Lines of data
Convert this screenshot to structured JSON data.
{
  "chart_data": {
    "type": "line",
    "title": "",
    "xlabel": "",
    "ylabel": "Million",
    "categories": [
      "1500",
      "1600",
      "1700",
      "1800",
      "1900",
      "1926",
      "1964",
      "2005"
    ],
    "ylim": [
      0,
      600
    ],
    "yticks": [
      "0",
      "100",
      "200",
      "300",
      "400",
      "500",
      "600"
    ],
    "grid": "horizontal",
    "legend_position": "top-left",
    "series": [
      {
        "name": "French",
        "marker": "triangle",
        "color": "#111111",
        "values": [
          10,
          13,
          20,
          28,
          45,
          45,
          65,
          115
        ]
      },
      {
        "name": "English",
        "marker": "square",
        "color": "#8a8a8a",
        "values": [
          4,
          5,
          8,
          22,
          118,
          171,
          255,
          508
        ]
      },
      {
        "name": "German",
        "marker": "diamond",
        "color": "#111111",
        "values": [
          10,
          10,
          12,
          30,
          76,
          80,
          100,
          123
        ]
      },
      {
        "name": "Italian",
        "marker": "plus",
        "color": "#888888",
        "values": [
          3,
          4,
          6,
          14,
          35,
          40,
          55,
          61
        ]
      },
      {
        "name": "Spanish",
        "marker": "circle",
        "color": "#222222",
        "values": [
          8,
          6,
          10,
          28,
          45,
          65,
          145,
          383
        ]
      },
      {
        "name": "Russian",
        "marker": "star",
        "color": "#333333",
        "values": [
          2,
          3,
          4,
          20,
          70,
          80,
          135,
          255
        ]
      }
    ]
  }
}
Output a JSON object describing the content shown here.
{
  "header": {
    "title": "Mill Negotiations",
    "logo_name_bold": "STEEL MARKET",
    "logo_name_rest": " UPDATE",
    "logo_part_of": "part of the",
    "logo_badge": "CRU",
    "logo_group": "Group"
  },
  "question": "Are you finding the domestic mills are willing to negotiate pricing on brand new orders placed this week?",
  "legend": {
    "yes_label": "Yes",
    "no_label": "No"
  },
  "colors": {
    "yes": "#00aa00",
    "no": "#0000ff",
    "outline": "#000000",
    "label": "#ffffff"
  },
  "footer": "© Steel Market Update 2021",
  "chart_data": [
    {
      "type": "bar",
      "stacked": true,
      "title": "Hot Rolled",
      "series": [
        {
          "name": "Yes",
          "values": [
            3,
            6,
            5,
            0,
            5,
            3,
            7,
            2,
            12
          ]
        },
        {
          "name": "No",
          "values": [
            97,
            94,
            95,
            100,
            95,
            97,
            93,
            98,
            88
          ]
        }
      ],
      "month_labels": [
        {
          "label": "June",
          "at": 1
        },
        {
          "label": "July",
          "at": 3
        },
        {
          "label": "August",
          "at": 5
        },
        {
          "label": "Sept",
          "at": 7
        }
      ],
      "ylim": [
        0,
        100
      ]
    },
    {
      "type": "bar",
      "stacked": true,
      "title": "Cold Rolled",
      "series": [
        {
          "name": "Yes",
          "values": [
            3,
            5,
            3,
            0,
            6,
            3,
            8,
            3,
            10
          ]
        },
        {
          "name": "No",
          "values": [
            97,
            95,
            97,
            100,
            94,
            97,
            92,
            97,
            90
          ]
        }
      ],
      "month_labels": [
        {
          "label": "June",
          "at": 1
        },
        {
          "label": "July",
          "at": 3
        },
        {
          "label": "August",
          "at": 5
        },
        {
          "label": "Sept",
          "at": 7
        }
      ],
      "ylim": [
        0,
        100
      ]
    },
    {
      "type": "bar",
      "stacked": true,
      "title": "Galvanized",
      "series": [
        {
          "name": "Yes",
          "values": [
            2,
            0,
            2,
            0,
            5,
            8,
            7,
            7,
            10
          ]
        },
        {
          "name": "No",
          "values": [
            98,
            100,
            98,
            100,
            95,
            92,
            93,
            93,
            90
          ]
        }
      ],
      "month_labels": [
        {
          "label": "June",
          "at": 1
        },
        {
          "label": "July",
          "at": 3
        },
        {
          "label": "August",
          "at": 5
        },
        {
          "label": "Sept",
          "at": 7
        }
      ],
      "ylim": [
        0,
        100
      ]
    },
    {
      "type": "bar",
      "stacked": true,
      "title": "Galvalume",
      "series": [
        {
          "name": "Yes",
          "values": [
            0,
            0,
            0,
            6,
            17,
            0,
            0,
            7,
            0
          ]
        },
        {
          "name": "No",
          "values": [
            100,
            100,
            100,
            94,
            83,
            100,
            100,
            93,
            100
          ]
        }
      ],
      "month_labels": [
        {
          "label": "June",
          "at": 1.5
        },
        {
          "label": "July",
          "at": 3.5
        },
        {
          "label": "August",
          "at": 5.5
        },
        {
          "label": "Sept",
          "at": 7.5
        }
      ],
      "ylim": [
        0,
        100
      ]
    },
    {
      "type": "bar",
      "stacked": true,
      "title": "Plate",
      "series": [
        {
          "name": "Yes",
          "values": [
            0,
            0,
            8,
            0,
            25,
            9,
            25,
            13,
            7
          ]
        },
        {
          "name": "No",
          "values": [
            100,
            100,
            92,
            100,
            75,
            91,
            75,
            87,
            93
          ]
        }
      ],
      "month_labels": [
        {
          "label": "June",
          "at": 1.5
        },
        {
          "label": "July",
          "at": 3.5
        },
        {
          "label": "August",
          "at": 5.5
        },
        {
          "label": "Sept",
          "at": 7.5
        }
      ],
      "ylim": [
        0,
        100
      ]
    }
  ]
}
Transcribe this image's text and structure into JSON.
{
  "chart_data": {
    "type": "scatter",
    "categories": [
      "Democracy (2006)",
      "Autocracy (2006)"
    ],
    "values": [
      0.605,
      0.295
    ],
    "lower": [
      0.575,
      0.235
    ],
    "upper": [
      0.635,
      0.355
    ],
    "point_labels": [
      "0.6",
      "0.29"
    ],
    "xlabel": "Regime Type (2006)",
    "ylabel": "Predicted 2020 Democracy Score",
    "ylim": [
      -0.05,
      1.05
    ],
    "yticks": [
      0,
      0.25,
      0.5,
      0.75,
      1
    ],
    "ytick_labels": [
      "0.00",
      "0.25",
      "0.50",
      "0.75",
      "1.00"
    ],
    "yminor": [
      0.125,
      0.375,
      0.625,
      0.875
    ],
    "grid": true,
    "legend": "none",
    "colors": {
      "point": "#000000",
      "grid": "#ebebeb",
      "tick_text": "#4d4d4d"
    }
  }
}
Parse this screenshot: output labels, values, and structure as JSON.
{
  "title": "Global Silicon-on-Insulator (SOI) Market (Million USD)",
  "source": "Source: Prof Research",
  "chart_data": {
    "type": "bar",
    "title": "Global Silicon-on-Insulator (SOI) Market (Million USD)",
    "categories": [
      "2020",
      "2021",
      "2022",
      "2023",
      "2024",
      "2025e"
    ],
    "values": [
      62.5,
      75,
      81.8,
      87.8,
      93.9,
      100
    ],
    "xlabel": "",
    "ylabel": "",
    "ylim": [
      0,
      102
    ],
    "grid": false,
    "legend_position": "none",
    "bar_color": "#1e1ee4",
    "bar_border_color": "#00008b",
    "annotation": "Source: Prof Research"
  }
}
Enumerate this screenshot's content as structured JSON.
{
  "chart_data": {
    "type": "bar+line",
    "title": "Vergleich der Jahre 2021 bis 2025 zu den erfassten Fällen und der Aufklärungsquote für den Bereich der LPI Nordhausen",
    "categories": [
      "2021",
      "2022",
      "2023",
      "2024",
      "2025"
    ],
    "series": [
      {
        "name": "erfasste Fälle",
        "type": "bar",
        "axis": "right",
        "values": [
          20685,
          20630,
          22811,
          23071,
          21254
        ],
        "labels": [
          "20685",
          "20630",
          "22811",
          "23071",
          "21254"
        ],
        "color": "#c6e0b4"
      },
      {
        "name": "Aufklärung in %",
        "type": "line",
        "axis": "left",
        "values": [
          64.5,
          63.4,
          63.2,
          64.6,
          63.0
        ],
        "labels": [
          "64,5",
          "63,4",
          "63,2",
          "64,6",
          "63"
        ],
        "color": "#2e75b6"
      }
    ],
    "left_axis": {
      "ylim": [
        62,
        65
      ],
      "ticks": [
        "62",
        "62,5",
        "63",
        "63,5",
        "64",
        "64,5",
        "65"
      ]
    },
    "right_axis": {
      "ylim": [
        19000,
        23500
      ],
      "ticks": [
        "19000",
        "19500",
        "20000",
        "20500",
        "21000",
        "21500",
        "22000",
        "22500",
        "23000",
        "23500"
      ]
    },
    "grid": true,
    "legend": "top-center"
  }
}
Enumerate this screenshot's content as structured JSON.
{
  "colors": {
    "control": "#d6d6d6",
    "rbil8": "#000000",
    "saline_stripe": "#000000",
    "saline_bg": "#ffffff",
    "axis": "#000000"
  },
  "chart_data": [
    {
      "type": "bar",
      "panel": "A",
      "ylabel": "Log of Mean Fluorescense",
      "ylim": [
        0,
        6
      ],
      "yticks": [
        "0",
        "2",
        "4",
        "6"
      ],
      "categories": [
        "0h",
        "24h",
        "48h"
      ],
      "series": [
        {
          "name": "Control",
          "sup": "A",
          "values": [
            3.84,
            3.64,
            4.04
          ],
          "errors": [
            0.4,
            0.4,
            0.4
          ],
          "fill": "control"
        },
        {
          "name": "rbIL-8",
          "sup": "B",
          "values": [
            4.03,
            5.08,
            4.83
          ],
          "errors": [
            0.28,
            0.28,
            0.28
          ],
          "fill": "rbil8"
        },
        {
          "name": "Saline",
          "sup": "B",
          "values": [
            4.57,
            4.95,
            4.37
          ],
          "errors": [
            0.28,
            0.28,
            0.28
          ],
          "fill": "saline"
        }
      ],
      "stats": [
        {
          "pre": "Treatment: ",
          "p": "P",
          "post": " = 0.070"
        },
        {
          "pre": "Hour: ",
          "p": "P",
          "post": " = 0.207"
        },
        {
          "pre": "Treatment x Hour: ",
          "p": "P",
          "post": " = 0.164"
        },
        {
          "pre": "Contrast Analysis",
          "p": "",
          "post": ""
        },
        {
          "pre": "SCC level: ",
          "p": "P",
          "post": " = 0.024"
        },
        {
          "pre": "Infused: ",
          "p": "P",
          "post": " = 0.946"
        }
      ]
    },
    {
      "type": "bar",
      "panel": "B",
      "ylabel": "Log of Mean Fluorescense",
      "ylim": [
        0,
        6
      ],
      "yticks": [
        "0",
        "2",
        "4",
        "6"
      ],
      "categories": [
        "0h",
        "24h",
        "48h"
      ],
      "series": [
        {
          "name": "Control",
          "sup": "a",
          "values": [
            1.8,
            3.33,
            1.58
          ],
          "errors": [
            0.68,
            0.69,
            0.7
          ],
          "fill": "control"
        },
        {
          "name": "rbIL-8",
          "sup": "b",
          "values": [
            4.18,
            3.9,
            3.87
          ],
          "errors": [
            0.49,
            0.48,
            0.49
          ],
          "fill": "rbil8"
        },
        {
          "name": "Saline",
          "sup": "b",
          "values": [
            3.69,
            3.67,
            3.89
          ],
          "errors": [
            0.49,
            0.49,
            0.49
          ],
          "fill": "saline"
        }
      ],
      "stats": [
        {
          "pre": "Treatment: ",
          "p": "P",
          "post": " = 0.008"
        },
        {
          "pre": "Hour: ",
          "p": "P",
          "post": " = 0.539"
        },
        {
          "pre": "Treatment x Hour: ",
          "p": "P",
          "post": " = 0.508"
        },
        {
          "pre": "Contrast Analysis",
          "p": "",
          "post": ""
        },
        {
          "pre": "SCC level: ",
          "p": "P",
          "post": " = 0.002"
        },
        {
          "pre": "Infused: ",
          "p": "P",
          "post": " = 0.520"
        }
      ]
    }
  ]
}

Problem description> Determine how many lines in the listing above hold the string "title", then write only the number.

The completed task> 10